— BEGIN Provided material —
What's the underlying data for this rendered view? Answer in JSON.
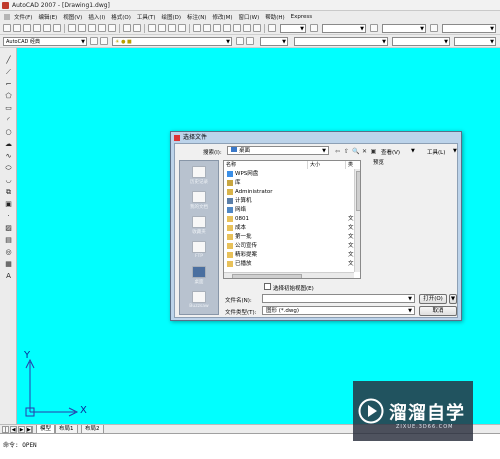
{
  "titlebar": {
    "title": "AutoCAD 2007 - [Drawing1.dwg]"
  },
  "menubar": {
    "items": [
      "文件(F)",
      "编辑(E)",
      "视图(V)",
      "插入(I)",
      "格式(O)",
      "工具(T)",
      "绘图(D)",
      "标注(N)",
      "修改(M)",
      "窗口(W)",
      "帮助(H)",
      "Express"
    ]
  },
  "toolbar": {
    "workspace": "AutoCAD 经典"
  },
  "canvas": {
    "background": "#00ffff",
    "ucs_x_label": "X",
    "ucs_y_label": "Y"
  },
  "layout_tabs": {
    "tabs": [
      "模型",
      "布局1",
      "布局2"
    ]
  },
  "command_line": {
    "text": "命令: OPEN"
  },
  "dialog": {
    "title": "选择文件",
    "lookin_label": "搜索(I):",
    "lookin_value": "桌面",
    "views_label": "查看(V)",
    "tools_label": "工具(L)",
    "preview_label": "预览",
    "columns": {
      "name": "名称",
      "size": "大小",
      "type": "类"
    },
    "places": [
      "历史记录",
      "我的文档",
      "收藏夹",
      "FTP",
      "桌面",
      "Buzzsaw"
    ],
    "files": [
      {
        "name": "WPS网盘",
        "type": "",
        "icon": "cloud-icon"
      },
      {
        "name": "库",
        "type": "",
        "icon": "library-icon"
      },
      {
        "name": "Administrator",
        "type": "",
        "icon": "user-folder-icon"
      },
      {
        "name": "计算机",
        "type": "",
        "icon": "computer-icon"
      },
      {
        "name": "网络",
        "type": "",
        "icon": "network-icon"
      },
      {
        "name": "0801",
        "type": "文",
        "icon": "folder-icon"
      },
      {
        "name": "成本",
        "type": "文",
        "icon": "folder-icon"
      },
      {
        "name": "第一批",
        "type": "文",
        "icon": "folder-icon"
      },
      {
        "name": "公司宣传",
        "type": "文",
        "icon": "folder-icon"
      },
      {
        "name": "精彩提案",
        "type": "文",
        "icon": "folder-icon"
      },
      {
        "name": "已播放",
        "type": "文",
        "icon": "folder-icon"
      }
    ],
    "initial_view_label": "选择初始视图(E)",
    "filename_label": "文件名(N):",
    "filename_value": "",
    "filetype_label": "文件类型(T):",
    "filetype_value": "图形 (*.dwg)",
    "open_label": "打开(O)",
    "cancel_label": "取消"
  },
  "watermark": {
    "text": "溜溜自学",
    "subtext": "ZIXUE.3D66.COM"
  }
}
— END Provided material —
Your task is to repeat the material above exactly, without its pictures.

Answer below ->
What's the underlying data for this rendered view? Answer in JSON.
{
  "titlebar": {
    "title": "AutoCAD 2007 - [Drawing1.dwg]"
  },
  "menubar": {
    "items": [
      "文件(F)",
      "编辑(E)",
      "视图(V)",
      "插入(I)",
      "格式(O)",
      "工具(T)",
      "绘图(D)",
      "标注(N)",
      "修改(M)",
      "窗口(W)",
      "帮助(H)",
      "Express"
    ]
  },
  "toolbar": {
    "workspace": "AutoCAD 经典"
  },
  "canvas": {
    "background": "#00ffff",
    "ucs_x_label": "X",
    "ucs_y_label": "Y"
  },
  "layout_tabs": {
    "tabs": [
      "模型",
      "布局1",
      "布局2"
    ]
  },
  "command_line": {
    "text": "命令: OPEN"
  },
  "dialog": {
    "title": "选择文件",
    "lookin_label": "搜索(I):",
    "lookin_value": "桌面",
    "views_label": "查看(V)",
    "tools_label": "工具(L)",
    "preview_label": "预览",
    "columns": {
      "name": "名称",
      "size": "大小",
      "type": "类"
    },
    "places": [
      "历史记录",
      "我的文档",
      "收藏夹",
      "FTP",
      "桌面",
      "Buzzsaw"
    ],
    "files": [
      {
        "name": "WPS网盘",
        "type": "",
        "icon": "cloud-icon"
      },
      {
        "name": "库",
        "type": "",
        "icon": "library-icon"
      },
      {
        "name": "Administrator",
        "type": "",
        "icon": "user-folder-icon"
      },
      {
        "name": "计算机",
        "type": "",
        "icon": "computer-icon"
      },
      {
        "name": "网络",
        "type": "",
        "icon": "network-icon"
      },
      {
        "name": "0801",
        "type": "文",
        "icon": "folder-icon"
      },
      {
        "name": "成本",
        "type": "文",
        "icon": "folder-icon"
      },
      {
        "name": "第一批",
        "type": "文",
        "icon": "folder-icon"
      },
      {
        "name": "公司宣传",
        "type": "文",
        "icon": "folder-icon"
      },
      {
        "name": "精彩提案",
        "type": "文",
        "icon": "folder-icon"
      },
      {
        "name": "已播放",
        "type": "文",
        "icon": "folder-icon"
      }
    ],
    "initial_view_label": "选择初始视图(E)",
    "filename_label": "文件名(N):",
    "filename_value": "",
    "filetype_label": "文件类型(T):",
    "filetype_value": "图形 (*.dwg)",
    "open_label": "打开(O)",
    "cancel_label": "取消"
  },
  "watermark": {
    "text": "溜溜自学",
    "subtext": "ZIXUE.3D66.COM"
  }
}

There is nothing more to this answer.